TASK OBJECTIVE: Word for word, copy all the data and drop the pictures.

DATASET CONTENT:

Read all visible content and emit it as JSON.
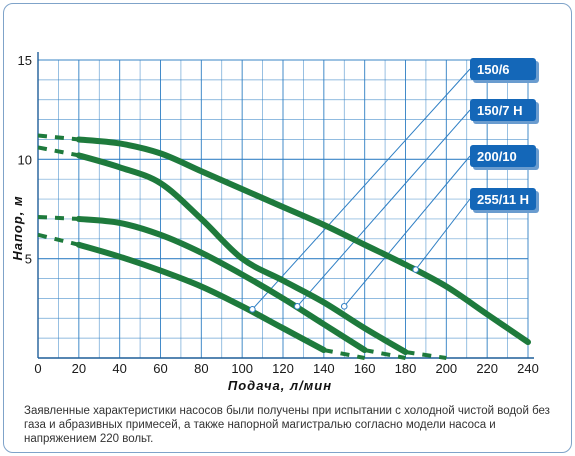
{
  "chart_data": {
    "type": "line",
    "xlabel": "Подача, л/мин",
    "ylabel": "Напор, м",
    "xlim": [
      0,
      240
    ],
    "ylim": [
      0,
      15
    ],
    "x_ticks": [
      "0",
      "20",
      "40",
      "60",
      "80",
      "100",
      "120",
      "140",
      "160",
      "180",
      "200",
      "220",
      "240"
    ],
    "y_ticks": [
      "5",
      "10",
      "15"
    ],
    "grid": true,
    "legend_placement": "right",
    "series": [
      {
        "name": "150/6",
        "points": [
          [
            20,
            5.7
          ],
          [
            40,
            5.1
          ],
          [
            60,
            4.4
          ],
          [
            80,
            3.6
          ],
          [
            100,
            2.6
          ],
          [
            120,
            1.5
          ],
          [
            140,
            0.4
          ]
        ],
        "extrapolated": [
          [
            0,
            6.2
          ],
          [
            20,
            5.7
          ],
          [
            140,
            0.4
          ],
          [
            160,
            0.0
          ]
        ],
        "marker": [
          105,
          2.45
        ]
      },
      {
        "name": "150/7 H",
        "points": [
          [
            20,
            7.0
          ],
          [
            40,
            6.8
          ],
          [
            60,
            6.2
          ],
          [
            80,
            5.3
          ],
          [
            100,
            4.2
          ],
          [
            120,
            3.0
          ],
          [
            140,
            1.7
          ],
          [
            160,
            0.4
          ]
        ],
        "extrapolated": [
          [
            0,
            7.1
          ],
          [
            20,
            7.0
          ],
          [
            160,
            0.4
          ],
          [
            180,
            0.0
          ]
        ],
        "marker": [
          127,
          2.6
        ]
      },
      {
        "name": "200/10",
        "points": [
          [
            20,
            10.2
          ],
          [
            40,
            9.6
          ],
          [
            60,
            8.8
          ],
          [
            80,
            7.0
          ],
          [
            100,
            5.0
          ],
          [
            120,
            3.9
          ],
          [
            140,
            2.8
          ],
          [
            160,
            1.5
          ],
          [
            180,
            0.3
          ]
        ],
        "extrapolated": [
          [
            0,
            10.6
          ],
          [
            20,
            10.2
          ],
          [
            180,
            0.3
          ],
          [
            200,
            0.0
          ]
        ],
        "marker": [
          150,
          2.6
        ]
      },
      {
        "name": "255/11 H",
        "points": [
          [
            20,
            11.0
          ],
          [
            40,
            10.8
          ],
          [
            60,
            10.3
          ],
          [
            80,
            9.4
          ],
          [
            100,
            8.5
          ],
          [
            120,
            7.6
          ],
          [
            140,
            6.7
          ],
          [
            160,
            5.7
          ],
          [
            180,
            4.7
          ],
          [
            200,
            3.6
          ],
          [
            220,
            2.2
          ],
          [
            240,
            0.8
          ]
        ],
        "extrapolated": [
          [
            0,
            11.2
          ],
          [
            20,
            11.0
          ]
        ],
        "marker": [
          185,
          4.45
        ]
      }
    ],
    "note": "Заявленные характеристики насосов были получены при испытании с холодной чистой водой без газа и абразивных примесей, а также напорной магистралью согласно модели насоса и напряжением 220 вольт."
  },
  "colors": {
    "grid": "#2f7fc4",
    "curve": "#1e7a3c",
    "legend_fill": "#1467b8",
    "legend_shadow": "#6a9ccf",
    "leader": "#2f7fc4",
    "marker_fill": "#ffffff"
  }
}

RESPONSE TO THIS EXERCISE:
Read all visible content and emit it as JSON.
{
  "chart_data": {
    "type": "line",
    "xlabel": "Подача, л/мин",
    "ylabel": "Напор, м",
    "xlim": [
      0,
      240
    ],
    "ylim": [
      0,
      15
    ],
    "x_ticks": [
      "0",
      "20",
      "40",
      "60",
      "80",
      "100",
      "120",
      "140",
      "160",
      "180",
      "200",
      "220",
      "240"
    ],
    "y_ticks": [
      "5",
      "10",
      "15"
    ],
    "grid": true,
    "legend_placement": "right",
    "series": [
      {
        "name": "150/6",
        "points": [
          [
            20,
            5.7
          ],
          [
            40,
            5.1
          ],
          [
            60,
            4.4
          ],
          [
            80,
            3.6
          ],
          [
            100,
            2.6
          ],
          [
            120,
            1.5
          ],
          [
            140,
            0.4
          ]
        ],
        "extrapolated": [
          [
            0,
            6.2
          ],
          [
            20,
            5.7
          ],
          [
            140,
            0.4
          ],
          [
            160,
            0.0
          ]
        ],
        "marker": [
          105,
          2.45
        ]
      },
      {
        "name": "150/7 H",
        "points": [
          [
            20,
            7.0
          ],
          [
            40,
            6.8
          ],
          [
            60,
            6.2
          ],
          [
            80,
            5.3
          ],
          [
            100,
            4.2
          ],
          [
            120,
            3.0
          ],
          [
            140,
            1.7
          ],
          [
            160,
            0.4
          ]
        ],
        "extrapolated": [
          [
            0,
            7.1
          ],
          [
            20,
            7.0
          ],
          [
            160,
            0.4
          ],
          [
            180,
            0.0
          ]
        ],
        "marker": [
          127,
          2.6
        ]
      },
      {
        "name": "200/10",
        "points": [
          [
            20,
            10.2
          ],
          [
            40,
            9.6
          ],
          [
            60,
            8.8
          ],
          [
            80,
            7.0
          ],
          [
            100,
            5.0
          ],
          [
            120,
            3.9
          ],
          [
            140,
            2.8
          ],
          [
            160,
            1.5
          ],
          [
            180,
            0.3
          ]
        ],
        "extrapolated": [
          [
            0,
            10.6
          ],
          [
            20,
            10.2
          ],
          [
            180,
            0.3
          ],
          [
            200,
            0.0
          ]
        ],
        "marker": [
          150,
          2.6
        ]
      },
      {
        "name": "255/11 H",
        "points": [
          [
            20,
            11.0
          ],
          [
            40,
            10.8
          ],
          [
            60,
            10.3
          ],
          [
            80,
            9.4
          ],
          [
            100,
            8.5
          ],
          [
            120,
            7.6
          ],
          [
            140,
            6.7
          ],
          [
            160,
            5.7
          ],
          [
            180,
            4.7
          ],
          [
            200,
            3.6
          ],
          [
            220,
            2.2
          ],
          [
            240,
            0.8
          ]
        ],
        "extrapolated": [
          [
            0,
            11.2
          ],
          [
            20,
            11.0
          ]
        ],
        "marker": [
          185,
          4.45
        ]
      }
    ],
    "note": "Заявленные характеристики насосов были получены при испытании с холодной чистой водой без газа и абразивных примесей, а также напорной магистралью согласно модели насоса и напряжением 220 вольт."
  },
  "colors": {
    "grid": "#2f7fc4",
    "curve": "#1e7a3c",
    "legend_fill": "#1467b8",
    "legend_shadow": "#6a9ccf",
    "leader": "#2f7fc4",
    "marker_fill": "#ffffff"
  }
}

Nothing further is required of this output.